- _SHORT PROBLEM_: Report only the number of lines in this material that include "персоналу".

==============================

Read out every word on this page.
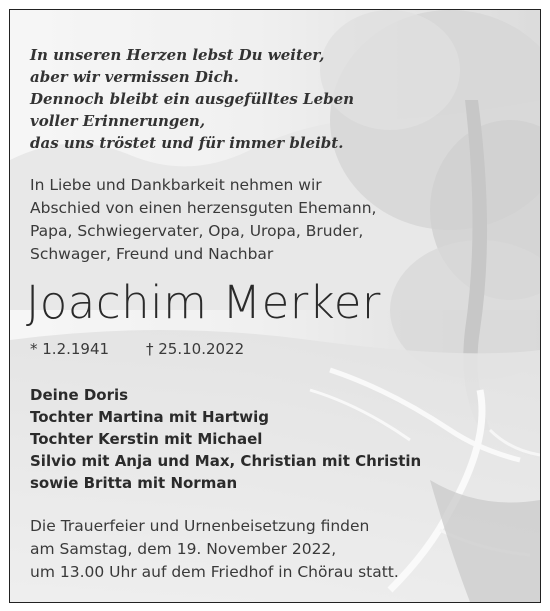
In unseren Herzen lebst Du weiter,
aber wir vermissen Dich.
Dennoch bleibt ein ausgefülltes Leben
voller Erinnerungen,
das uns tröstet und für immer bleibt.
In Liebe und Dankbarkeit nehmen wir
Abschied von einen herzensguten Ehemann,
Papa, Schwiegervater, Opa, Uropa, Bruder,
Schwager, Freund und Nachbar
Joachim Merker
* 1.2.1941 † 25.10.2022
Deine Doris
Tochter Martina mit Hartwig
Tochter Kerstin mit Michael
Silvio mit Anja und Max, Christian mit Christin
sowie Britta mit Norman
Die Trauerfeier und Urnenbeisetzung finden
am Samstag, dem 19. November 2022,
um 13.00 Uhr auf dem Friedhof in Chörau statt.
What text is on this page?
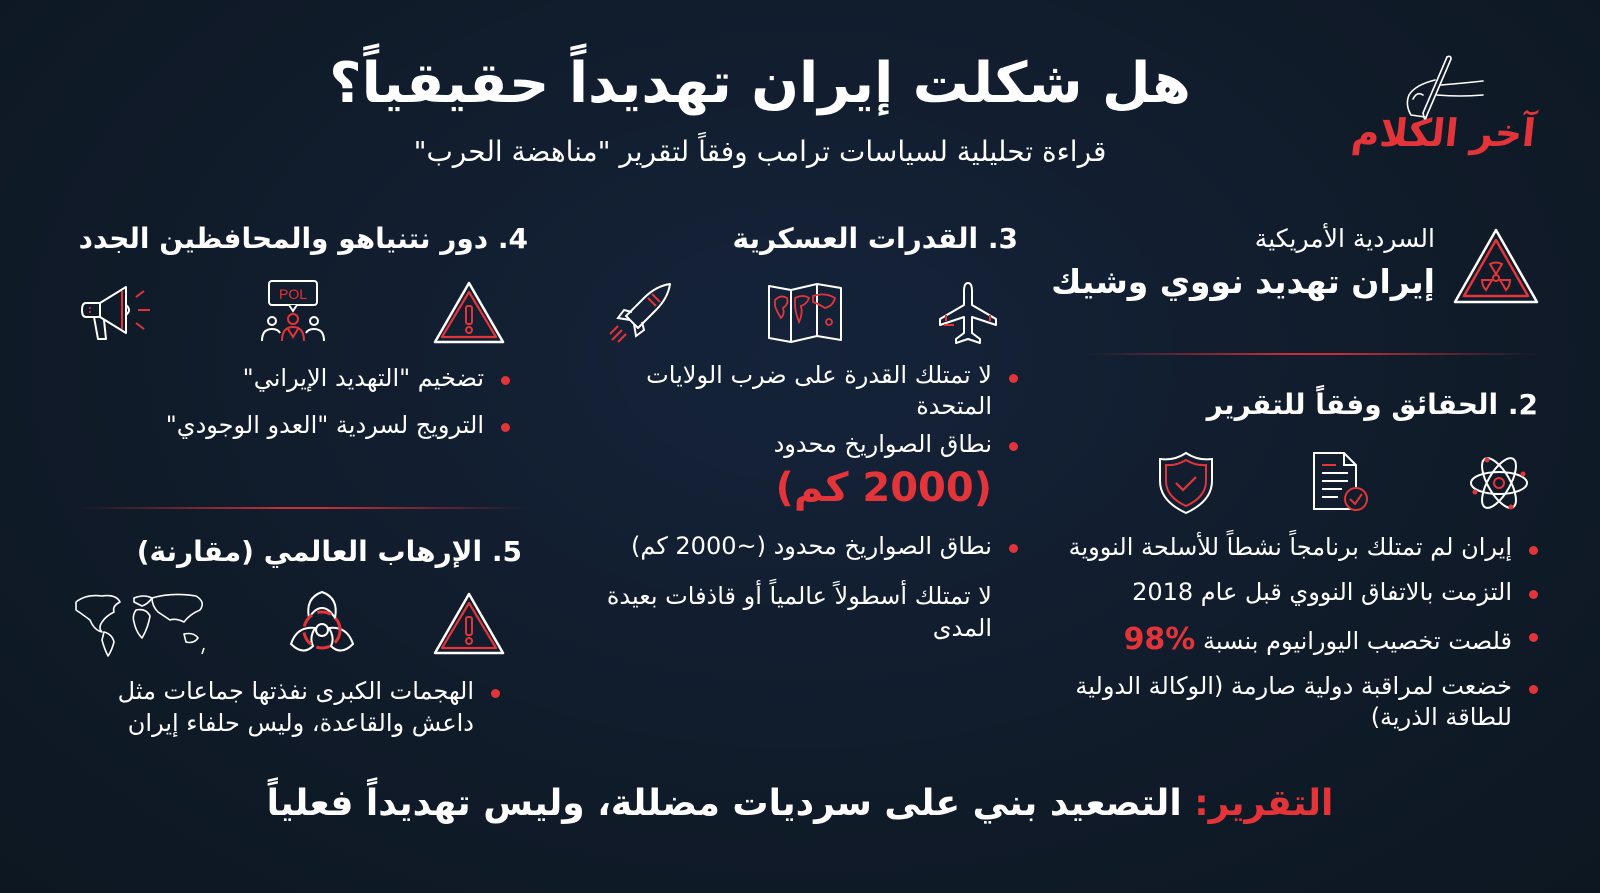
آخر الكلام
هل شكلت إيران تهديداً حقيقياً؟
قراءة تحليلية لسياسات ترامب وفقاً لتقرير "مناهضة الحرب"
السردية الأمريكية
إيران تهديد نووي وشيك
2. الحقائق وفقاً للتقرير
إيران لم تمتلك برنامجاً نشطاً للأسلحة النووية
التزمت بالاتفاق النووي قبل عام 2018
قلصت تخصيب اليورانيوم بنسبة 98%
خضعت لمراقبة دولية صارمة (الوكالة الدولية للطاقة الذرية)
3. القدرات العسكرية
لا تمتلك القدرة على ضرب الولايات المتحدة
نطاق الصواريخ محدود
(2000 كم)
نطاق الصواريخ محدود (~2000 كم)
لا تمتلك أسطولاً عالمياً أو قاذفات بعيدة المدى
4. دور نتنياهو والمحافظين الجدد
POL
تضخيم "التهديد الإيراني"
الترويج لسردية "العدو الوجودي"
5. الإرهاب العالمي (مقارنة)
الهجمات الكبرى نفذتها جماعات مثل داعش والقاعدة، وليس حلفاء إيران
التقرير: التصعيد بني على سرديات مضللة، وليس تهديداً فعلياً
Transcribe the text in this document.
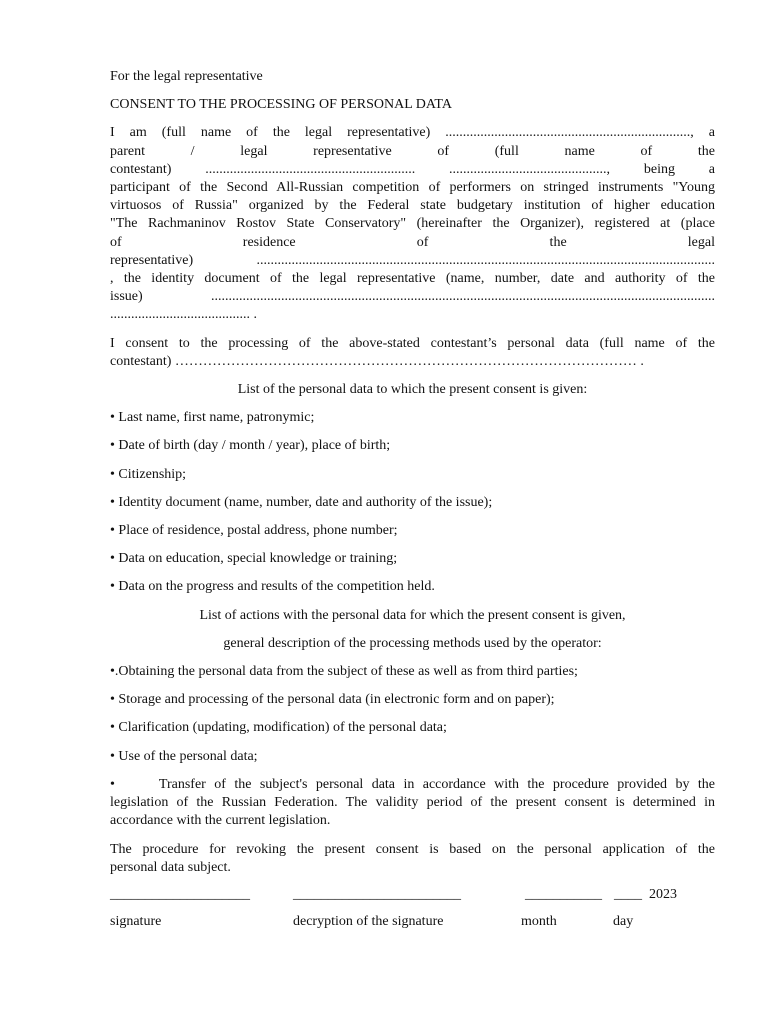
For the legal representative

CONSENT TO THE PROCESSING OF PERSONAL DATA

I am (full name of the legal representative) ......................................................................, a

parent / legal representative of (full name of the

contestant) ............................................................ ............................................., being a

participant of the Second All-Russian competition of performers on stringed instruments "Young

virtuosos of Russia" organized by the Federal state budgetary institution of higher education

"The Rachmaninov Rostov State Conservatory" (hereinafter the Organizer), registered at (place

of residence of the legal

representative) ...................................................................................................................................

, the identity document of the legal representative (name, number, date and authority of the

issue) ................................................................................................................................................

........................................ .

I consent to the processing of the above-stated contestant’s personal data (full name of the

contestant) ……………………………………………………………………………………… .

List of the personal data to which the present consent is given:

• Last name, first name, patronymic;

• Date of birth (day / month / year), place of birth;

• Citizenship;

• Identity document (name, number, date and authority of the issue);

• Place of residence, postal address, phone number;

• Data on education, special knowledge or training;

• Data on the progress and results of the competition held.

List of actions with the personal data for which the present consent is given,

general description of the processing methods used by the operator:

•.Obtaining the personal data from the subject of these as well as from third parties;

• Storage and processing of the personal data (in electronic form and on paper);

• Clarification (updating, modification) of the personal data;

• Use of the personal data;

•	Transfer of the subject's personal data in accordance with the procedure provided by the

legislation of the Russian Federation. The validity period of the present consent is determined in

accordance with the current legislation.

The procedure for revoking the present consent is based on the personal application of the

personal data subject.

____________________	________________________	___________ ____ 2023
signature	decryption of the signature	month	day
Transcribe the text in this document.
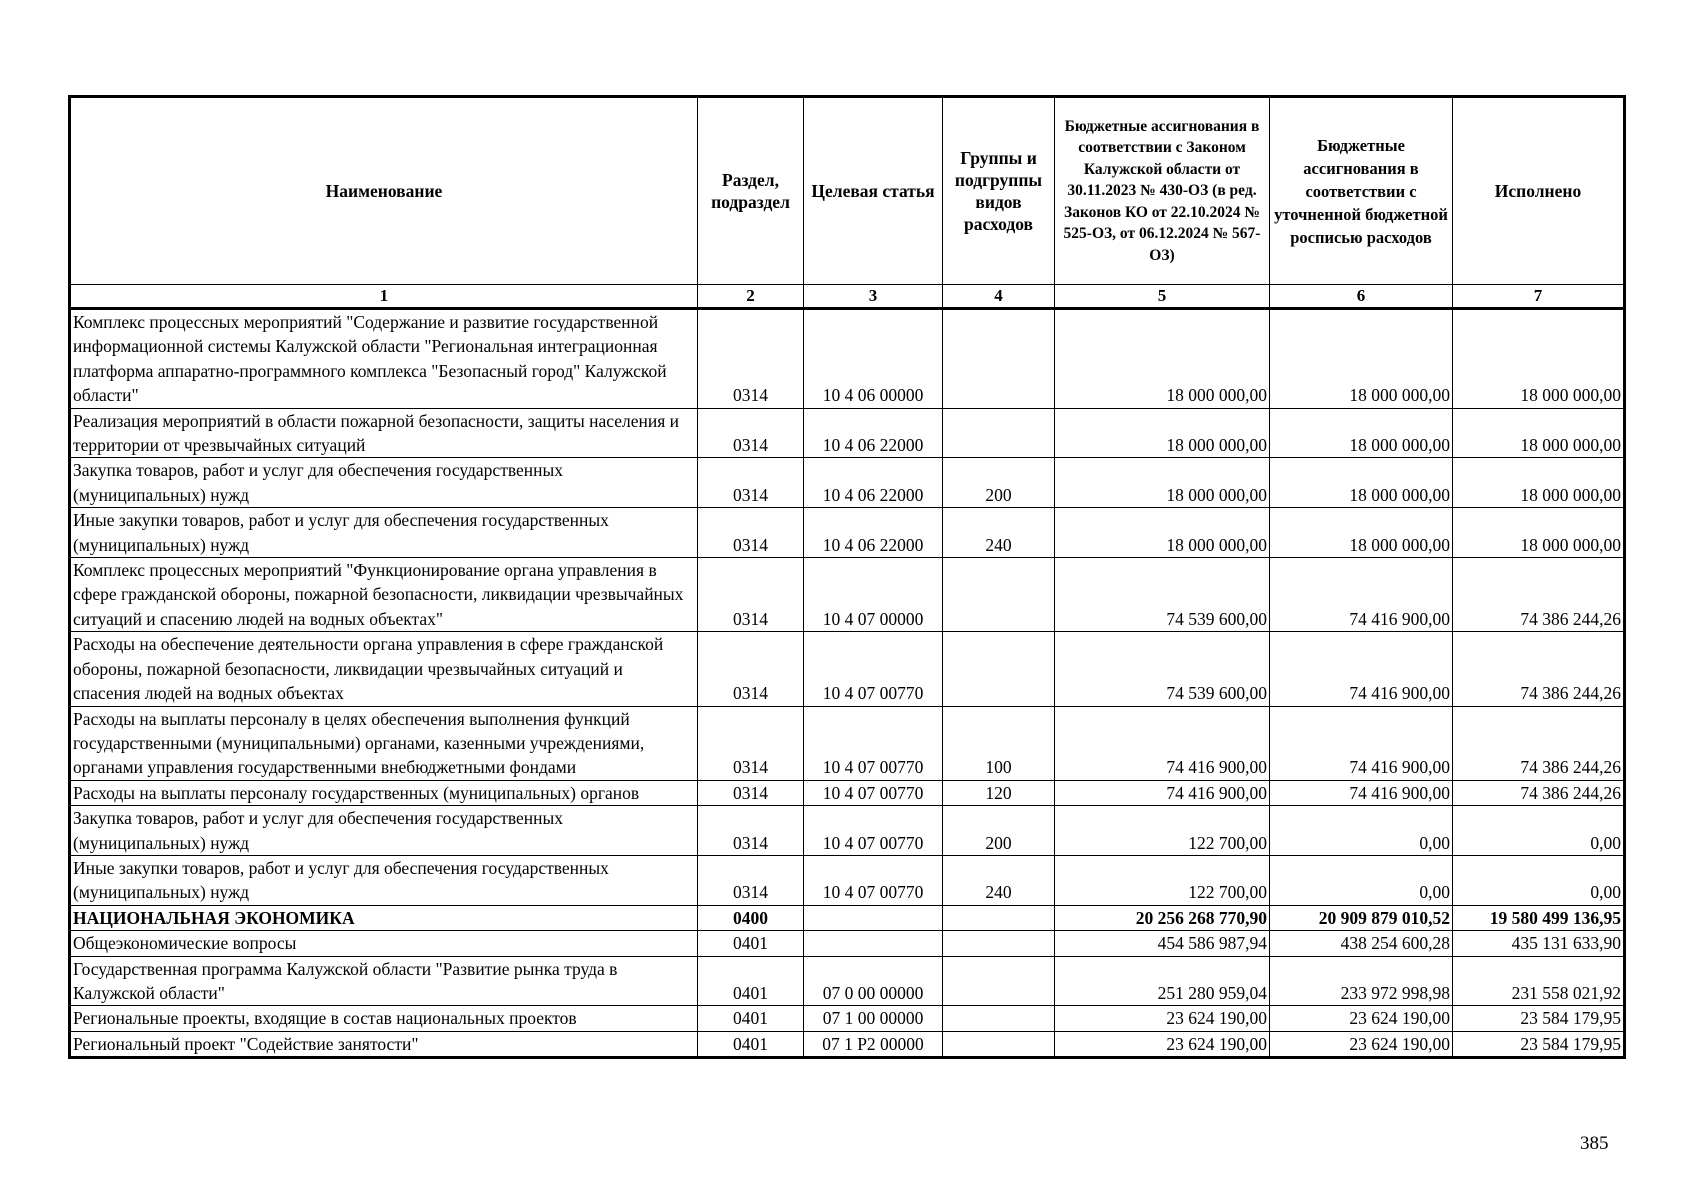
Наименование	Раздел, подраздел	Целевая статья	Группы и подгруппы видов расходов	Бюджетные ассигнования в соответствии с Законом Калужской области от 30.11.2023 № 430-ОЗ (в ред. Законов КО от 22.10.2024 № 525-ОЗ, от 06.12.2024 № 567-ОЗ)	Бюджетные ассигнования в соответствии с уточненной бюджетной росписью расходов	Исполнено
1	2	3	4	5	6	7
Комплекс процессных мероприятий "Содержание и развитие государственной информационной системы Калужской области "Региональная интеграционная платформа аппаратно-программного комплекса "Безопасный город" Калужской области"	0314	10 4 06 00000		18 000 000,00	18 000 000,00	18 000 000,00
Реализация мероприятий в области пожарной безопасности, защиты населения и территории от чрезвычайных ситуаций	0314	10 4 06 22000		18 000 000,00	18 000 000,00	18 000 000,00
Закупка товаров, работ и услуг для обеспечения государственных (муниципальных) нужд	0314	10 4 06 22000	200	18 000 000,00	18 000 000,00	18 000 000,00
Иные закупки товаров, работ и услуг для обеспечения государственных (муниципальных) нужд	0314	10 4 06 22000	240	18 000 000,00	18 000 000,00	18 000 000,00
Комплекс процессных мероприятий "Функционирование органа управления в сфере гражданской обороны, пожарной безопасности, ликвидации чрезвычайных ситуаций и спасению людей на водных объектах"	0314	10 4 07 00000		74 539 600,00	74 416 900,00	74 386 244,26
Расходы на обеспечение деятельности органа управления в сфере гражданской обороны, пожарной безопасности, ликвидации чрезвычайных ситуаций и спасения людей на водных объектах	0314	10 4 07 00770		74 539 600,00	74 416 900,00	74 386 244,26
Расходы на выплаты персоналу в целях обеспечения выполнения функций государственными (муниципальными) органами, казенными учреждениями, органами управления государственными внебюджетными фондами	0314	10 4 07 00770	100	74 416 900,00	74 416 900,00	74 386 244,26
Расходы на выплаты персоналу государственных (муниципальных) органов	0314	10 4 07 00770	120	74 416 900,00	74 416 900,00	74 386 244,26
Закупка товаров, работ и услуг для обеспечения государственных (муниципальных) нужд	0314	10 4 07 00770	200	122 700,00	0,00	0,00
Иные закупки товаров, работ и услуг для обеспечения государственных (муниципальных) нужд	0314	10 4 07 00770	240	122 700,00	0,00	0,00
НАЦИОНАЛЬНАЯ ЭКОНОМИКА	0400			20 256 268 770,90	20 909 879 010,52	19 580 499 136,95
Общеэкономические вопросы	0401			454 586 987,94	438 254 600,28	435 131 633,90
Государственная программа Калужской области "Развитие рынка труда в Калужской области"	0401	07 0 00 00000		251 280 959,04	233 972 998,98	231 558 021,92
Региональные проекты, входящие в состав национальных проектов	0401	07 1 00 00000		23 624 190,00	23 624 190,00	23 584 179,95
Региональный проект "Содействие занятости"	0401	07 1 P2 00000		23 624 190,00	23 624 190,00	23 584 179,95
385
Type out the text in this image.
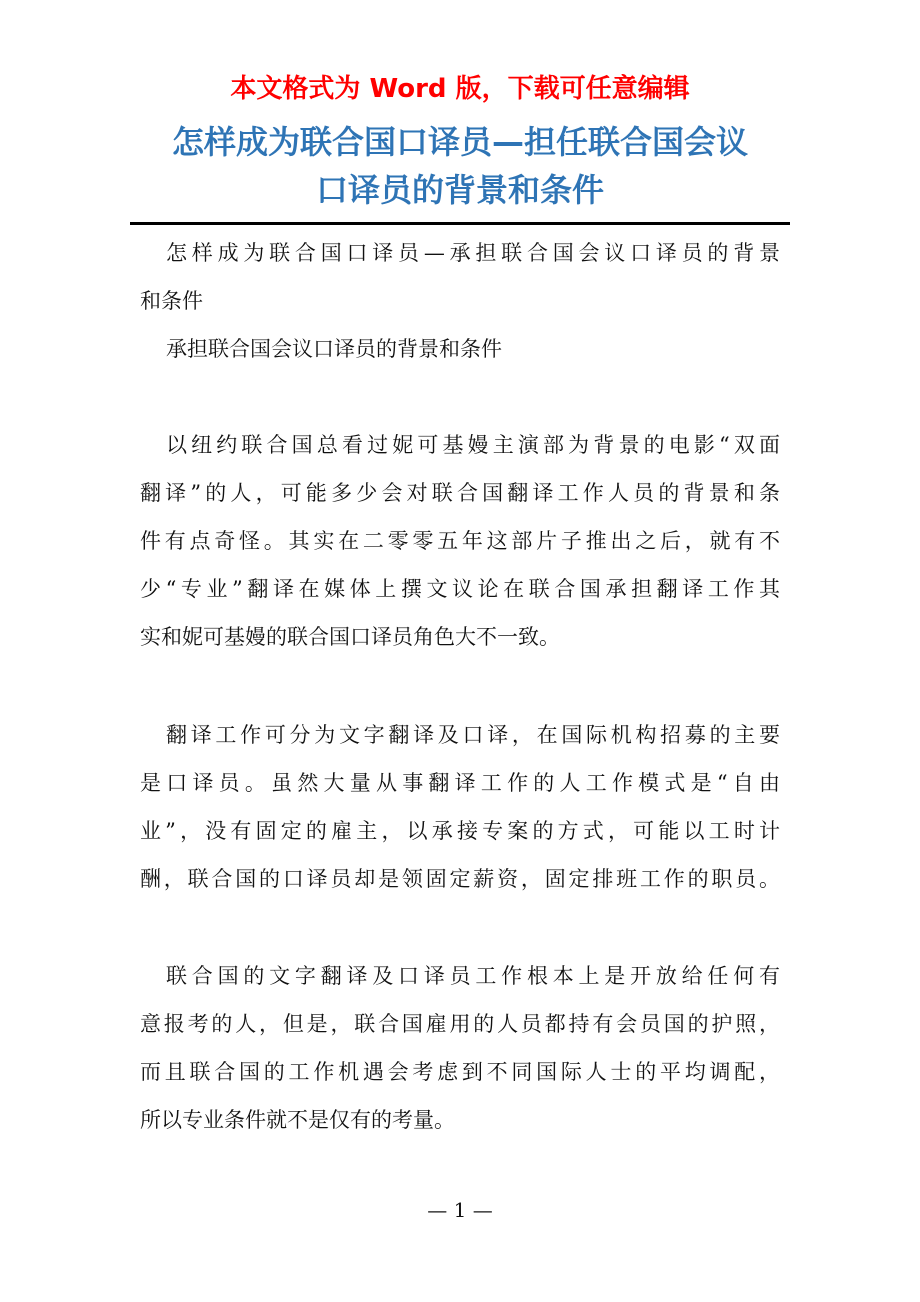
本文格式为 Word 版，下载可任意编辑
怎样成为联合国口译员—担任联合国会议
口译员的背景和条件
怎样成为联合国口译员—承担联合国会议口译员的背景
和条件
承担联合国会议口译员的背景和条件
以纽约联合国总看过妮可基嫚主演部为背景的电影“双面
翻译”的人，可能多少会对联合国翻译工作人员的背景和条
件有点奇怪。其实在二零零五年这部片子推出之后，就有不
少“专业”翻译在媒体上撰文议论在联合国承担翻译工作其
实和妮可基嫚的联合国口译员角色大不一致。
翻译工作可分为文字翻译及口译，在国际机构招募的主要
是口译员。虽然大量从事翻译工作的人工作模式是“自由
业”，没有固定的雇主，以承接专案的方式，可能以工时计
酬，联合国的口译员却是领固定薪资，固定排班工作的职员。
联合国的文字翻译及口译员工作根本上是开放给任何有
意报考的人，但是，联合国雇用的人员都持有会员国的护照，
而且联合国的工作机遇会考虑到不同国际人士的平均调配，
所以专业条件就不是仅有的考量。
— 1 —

==============================

- _SOLUTION BELOW_: 2